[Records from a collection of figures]
** begin **

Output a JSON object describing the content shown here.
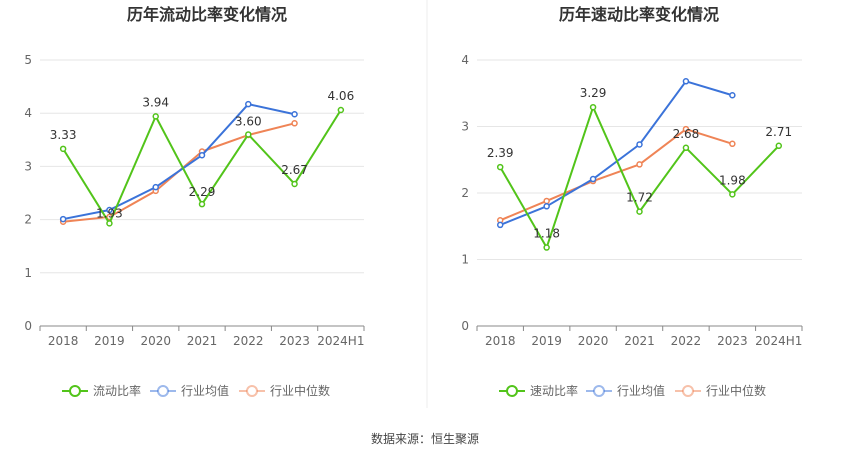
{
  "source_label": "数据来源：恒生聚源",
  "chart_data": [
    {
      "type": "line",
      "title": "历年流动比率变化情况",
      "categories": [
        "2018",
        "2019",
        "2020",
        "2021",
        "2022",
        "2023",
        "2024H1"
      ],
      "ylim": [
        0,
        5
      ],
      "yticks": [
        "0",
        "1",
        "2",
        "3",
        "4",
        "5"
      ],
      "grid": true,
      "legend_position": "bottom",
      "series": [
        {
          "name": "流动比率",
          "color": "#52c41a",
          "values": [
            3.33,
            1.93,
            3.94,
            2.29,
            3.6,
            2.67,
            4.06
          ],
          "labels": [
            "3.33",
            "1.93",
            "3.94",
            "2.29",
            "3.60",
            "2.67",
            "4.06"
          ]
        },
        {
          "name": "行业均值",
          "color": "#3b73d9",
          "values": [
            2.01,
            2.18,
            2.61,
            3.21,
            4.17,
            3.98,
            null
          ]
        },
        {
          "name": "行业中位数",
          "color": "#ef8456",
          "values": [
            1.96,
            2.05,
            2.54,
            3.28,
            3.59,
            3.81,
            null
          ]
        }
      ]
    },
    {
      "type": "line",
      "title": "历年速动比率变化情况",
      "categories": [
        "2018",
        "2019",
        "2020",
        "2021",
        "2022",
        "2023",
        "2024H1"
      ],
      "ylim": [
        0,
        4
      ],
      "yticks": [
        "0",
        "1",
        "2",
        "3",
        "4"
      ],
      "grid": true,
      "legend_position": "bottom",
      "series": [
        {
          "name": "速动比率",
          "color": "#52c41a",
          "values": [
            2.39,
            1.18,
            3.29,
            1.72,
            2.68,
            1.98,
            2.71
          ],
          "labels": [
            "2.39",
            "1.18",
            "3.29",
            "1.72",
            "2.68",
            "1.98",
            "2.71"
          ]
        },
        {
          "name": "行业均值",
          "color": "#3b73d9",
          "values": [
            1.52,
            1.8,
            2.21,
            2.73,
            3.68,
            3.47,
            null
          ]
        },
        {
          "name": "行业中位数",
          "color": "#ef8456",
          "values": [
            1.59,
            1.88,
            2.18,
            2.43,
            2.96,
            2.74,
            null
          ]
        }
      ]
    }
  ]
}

** end **

- [WRITTEN EXERCISE]: Can you repeat every record above exactly, apart from the pictures?

- [OUTPUT OF THE TASK]:
Output a JSON object describing the content shown here.
{
  "source_label": "数据来源：恒生聚源",
  "chart_data": [
    {
      "type": "line",
      "title": "历年流动比率变化情况",
      "categories": [
        "2018",
        "2019",
        "2020",
        "2021",
        "2022",
        "2023",
        "2024H1"
      ],
      "ylim": [
        0,
        5
      ],
      "yticks": [
        "0",
        "1",
        "2",
        "3",
        "4",
        "5"
      ],
      "grid": true,
      "legend_position": "bottom",
      "series": [
        {
          "name": "流动比率",
          "color": "#52c41a",
          "values": [
            3.33,
            1.93,
            3.94,
            2.29,
            3.6,
            2.67,
            4.06
          ],
          "labels": [
            "3.33",
            "1.93",
            "3.94",
            "2.29",
            "3.60",
            "2.67",
            "4.06"
          ]
        },
        {
          "name": "行业均值",
          "color": "#3b73d9",
          "values": [
            2.01,
            2.18,
            2.61,
            3.21,
            4.17,
            3.98,
            null
          ]
        },
        {
          "name": "行业中位数",
          "color": "#ef8456",
          "values": [
            1.96,
            2.05,
            2.54,
            3.28,
            3.59,
            3.81,
            null
          ]
        }
      ]
    },
    {
      "type": "line",
      "title": "历年速动比率变化情况",
      "categories": [
        "2018",
        "2019",
        "2020",
        "2021",
        "2022",
        "2023",
        "2024H1"
      ],
      "ylim": [
        0,
        4
      ],
      "yticks": [
        "0",
        "1",
        "2",
        "3",
        "4"
      ],
      "grid": true,
      "legend_position": "bottom",
      "series": [
        {
          "name": "速动比率",
          "color": "#52c41a",
          "values": [
            2.39,
            1.18,
            3.29,
            1.72,
            2.68,
            1.98,
            2.71
          ],
          "labels": [
            "2.39",
            "1.18",
            "3.29",
            "1.72",
            "2.68",
            "1.98",
            "2.71"
          ]
        },
        {
          "name": "行业均值",
          "color": "#3b73d9",
          "values": [
            1.52,
            1.8,
            2.21,
            2.73,
            3.68,
            3.47,
            null
          ]
        },
        {
          "name": "行业中位数",
          "color": "#ef8456",
          "values": [
            1.59,
            1.88,
            2.18,
            2.43,
            2.96,
            2.74,
            null
          ]
        }
      ]
    }
  ]
}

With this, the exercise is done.